DATA LINES:

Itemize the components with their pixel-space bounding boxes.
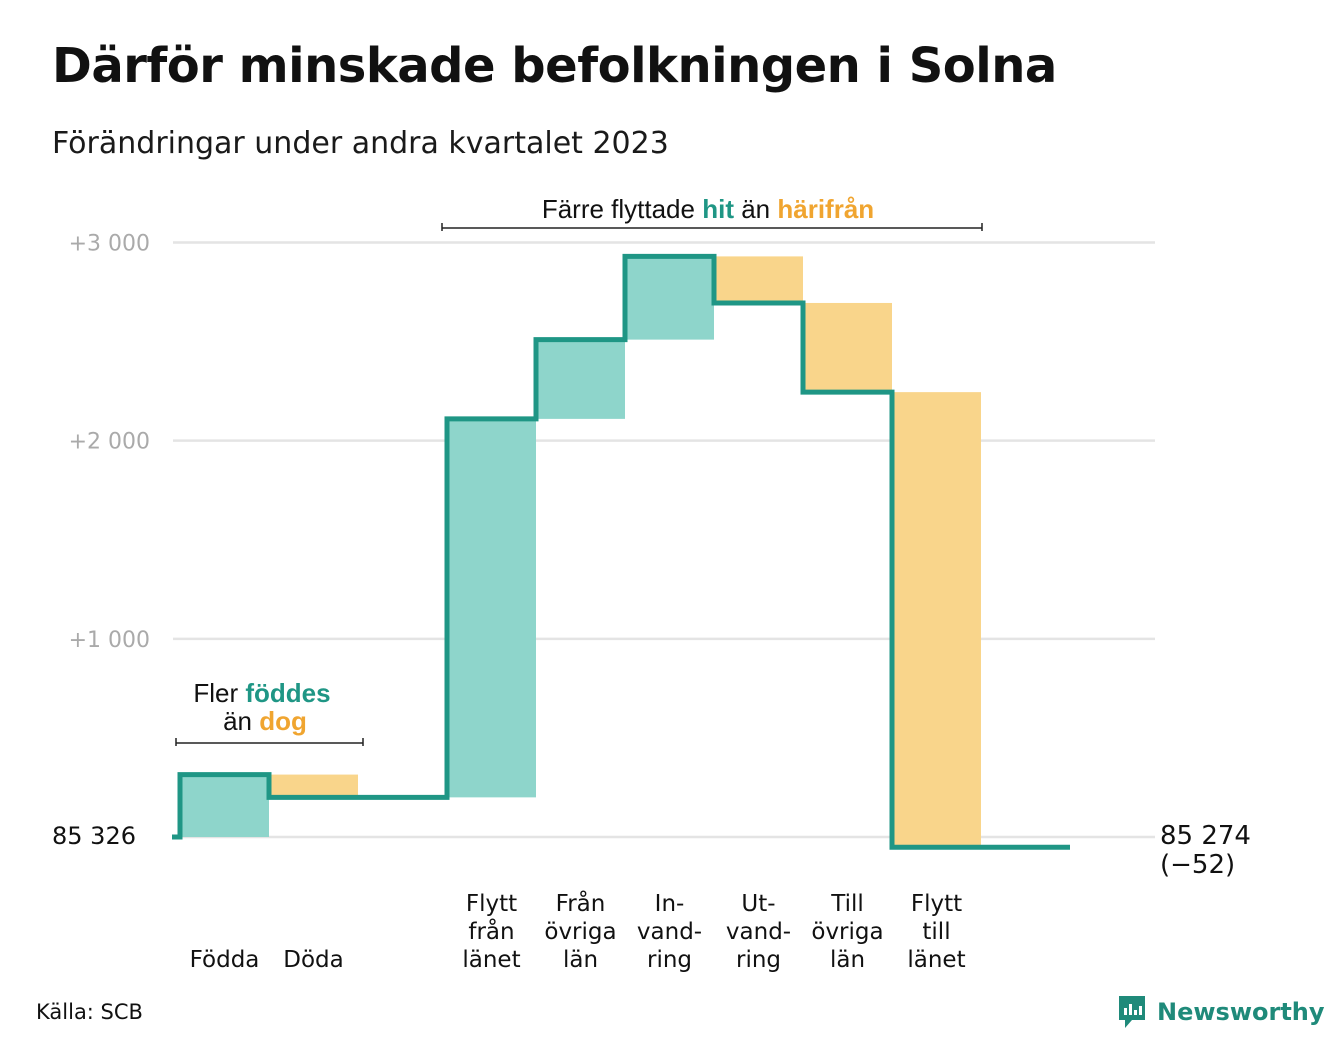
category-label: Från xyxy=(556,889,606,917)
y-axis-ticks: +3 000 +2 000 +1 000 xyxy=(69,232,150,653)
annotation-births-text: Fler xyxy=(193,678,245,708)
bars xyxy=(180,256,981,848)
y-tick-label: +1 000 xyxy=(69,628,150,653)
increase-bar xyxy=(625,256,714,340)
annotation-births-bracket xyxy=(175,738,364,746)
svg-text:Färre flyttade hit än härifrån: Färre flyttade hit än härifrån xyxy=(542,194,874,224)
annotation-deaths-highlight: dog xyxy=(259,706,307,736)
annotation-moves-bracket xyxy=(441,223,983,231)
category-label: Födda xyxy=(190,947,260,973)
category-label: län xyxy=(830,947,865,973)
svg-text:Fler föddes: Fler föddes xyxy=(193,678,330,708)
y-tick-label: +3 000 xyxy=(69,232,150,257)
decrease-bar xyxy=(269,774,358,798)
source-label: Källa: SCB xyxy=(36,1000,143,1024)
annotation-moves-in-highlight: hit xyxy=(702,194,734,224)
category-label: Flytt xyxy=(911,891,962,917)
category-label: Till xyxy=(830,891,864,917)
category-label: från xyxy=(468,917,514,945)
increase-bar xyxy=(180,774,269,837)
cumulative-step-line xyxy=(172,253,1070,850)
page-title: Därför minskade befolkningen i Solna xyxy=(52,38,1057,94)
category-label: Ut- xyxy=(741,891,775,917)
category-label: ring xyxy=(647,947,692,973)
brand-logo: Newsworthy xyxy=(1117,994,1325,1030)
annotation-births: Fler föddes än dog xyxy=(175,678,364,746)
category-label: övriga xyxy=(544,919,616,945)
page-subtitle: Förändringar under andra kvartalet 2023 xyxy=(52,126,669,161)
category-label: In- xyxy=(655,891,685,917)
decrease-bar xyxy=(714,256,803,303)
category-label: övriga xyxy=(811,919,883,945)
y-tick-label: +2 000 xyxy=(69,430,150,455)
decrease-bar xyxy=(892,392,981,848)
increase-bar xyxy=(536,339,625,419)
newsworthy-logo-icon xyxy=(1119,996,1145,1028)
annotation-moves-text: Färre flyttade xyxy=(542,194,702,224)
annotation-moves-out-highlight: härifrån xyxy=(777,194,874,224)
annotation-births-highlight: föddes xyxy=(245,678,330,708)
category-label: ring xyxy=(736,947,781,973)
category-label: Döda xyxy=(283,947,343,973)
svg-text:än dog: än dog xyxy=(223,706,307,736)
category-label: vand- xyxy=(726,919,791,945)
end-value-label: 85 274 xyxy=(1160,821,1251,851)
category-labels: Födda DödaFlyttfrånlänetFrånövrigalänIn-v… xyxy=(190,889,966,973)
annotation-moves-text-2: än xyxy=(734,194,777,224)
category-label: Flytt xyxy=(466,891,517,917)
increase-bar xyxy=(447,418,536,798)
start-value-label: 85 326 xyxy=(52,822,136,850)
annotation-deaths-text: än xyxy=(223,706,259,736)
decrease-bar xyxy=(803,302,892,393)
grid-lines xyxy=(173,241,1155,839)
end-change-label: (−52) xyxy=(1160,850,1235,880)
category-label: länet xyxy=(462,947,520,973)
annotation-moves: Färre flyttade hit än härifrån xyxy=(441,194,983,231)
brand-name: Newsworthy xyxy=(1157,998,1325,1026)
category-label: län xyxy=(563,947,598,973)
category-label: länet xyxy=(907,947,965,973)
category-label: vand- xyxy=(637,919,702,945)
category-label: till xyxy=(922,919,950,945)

--

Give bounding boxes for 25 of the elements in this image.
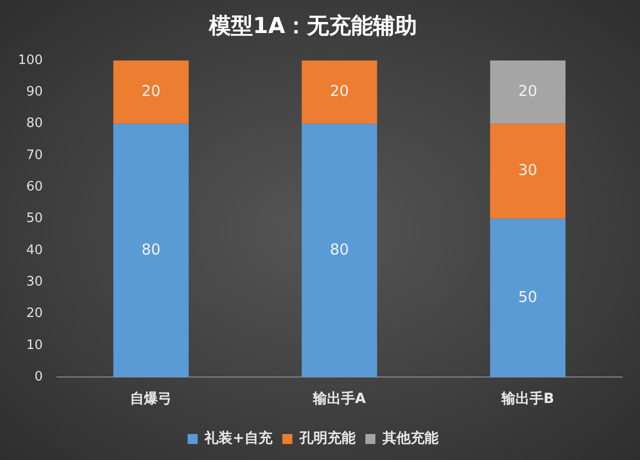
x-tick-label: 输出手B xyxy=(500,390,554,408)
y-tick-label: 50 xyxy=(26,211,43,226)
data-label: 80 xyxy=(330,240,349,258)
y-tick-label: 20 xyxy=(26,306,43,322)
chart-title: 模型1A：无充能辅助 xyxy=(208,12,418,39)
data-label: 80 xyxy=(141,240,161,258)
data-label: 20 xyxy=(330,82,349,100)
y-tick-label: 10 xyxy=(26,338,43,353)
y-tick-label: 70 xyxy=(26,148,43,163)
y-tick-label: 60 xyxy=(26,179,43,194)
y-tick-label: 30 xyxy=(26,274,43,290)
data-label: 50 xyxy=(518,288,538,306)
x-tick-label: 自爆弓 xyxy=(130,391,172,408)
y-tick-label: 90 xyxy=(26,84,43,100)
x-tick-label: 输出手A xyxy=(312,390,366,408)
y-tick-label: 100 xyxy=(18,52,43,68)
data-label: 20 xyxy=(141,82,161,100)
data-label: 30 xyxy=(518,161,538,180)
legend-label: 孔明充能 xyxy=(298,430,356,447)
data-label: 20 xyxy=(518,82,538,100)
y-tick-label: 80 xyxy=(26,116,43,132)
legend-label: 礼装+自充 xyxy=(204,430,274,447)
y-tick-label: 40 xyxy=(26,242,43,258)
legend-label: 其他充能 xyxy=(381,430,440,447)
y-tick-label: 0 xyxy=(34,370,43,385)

DIRECTION: Update everything in the records from the line containing "category-label: Från xyxy=(556,889,606,917)" down to the line containing "category-label: övriga xyxy=(544,919,616,945)" by replacing "increase-bar" with "positive-bar", changing nothing else. Give only those lines.

RESPONSE TO THIS TASK:
category-label: Från xyxy=(556,889,606,917)
y-axis-ticks: +3 000 +2 000 +1 000 xyxy=(69,232,150,653)
annotation-births-text: Fler xyxy=(193,678,245,708)
bars xyxy=(180,256,981,848)
y-tick-label: +1 000 xyxy=(69,628,150,653)
positive-bar xyxy=(625,256,714,340)
annotation-births-bracket xyxy=(175,738,364,746)
svg-text:Färre flyttade hit än härifrån: Färre flyttade hit än härifrån xyxy=(542,194,874,224)
annotation-deaths-highlight: dog xyxy=(259,706,307,736)
annotation-moves-bracket xyxy=(441,223,983,231)
category-label: Födda xyxy=(190,947,260,973)
category-label: län xyxy=(830,947,865,973)
svg-text:Fler föddes: Fler föddes xyxy=(193,678,330,708)
y-tick-label: +3 000 xyxy=(69,232,150,257)
decrease-bar xyxy=(269,774,358,798)
source-label: Källa: SCB xyxy=(36,1000,143,1024)
annotation-moves-in-highlight: hit xyxy=(702,194,734,224)
category-label: Flytt xyxy=(911,891,962,917)
category-label: Till xyxy=(830,891,864,917)
category-label: från xyxy=(468,917,514,945)
positive-bar xyxy=(180,774,269,837)
cumulative-step-line xyxy=(172,253,1070,850)
page-title: Därför minskade befolkningen i Solna xyxy=(52,38,1057,94)
category-label: Ut- xyxy=(741,891,775,917)
category-label: ring xyxy=(647,947,692,973)
brand-logo: Newsworthy xyxy=(1117,994,1325,1030)
annotation-births: Fler föddes än dog xyxy=(175,678,364,746)
category-label: övriga xyxy=(544,919,616,945)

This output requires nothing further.